:: RECORD LIST ::

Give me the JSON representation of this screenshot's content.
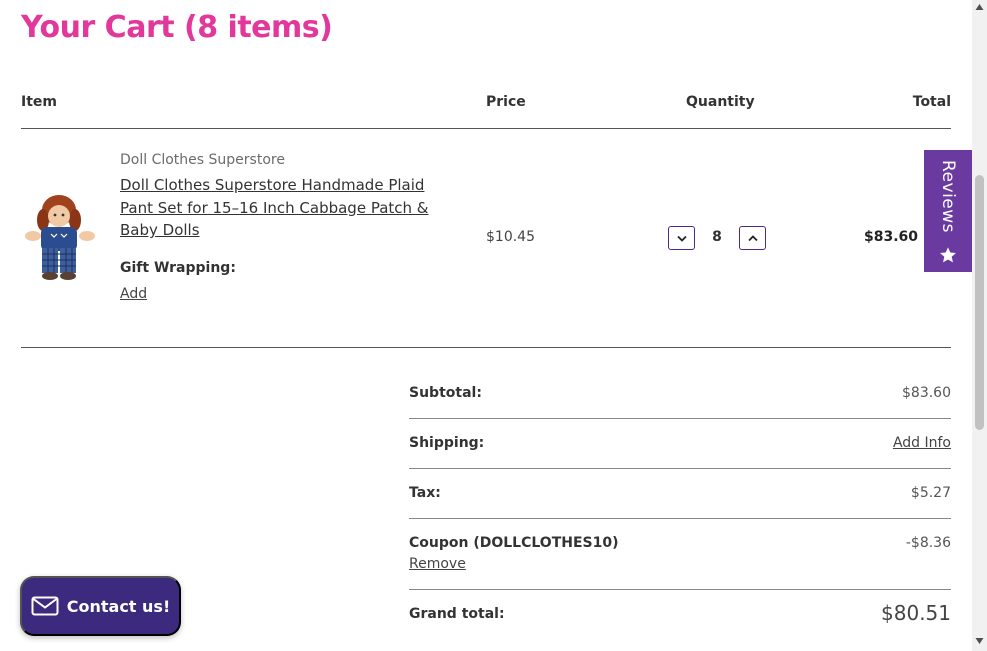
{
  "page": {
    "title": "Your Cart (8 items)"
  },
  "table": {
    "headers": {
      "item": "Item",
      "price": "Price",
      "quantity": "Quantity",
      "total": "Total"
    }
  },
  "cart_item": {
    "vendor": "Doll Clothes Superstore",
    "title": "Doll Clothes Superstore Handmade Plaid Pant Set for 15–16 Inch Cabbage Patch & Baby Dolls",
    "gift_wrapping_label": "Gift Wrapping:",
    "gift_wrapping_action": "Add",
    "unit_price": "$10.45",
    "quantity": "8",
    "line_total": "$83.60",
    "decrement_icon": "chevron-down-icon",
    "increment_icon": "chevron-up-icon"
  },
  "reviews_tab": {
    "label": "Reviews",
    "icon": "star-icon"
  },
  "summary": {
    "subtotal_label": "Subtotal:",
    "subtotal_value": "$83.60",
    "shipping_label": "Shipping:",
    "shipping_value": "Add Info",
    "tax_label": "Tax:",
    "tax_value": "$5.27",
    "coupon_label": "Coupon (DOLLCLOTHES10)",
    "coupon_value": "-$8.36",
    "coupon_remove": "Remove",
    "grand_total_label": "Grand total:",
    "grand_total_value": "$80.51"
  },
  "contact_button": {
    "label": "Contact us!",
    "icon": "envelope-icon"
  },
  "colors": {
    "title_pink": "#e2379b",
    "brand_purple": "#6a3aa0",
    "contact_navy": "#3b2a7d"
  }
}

:::

# GOAL OF THE EXERCISE
Exclude all images and restate the records above word for word.

# TASK OUTPUT
Give me the JSON representation of this screenshot's content.
{
  "page": {
    "title": "Your Cart (8 items)"
  },
  "table": {
    "headers": {
      "item": "Item",
      "price": "Price",
      "quantity": "Quantity",
      "total": "Total"
    }
  },
  "cart_item": {
    "vendor": "Doll Clothes Superstore",
    "title": "Doll Clothes Superstore Handmade Plaid Pant Set for 15–16 Inch Cabbage Patch & Baby Dolls",
    "gift_wrapping_label": "Gift Wrapping:",
    "gift_wrapping_action": "Add",
    "unit_price": "$10.45",
    "quantity": "8",
    "line_total": "$83.60",
    "decrement_icon": "chevron-down-icon",
    "increment_icon": "chevron-up-icon"
  },
  "reviews_tab": {
    "label": "Reviews",
    "icon": "star-icon"
  },
  "summary": {
    "subtotal_label": "Subtotal:",
    "subtotal_value": "$83.60",
    "shipping_label": "Shipping:",
    "shipping_value": "Add Info",
    "tax_label": "Tax:",
    "tax_value": "$5.27",
    "coupon_label": "Coupon (DOLLCLOTHES10)",
    "coupon_value": "-$8.36",
    "coupon_remove": "Remove",
    "grand_total_label": "Grand total:",
    "grand_total_value": "$80.51"
  },
  "contact_button": {
    "label": "Contact us!",
    "icon": "envelope-icon"
  },
  "colors": {
    "title_pink": "#e2379b",
    "brand_purple": "#6a3aa0",
    "contact_navy": "#3b2a7d"
  }
}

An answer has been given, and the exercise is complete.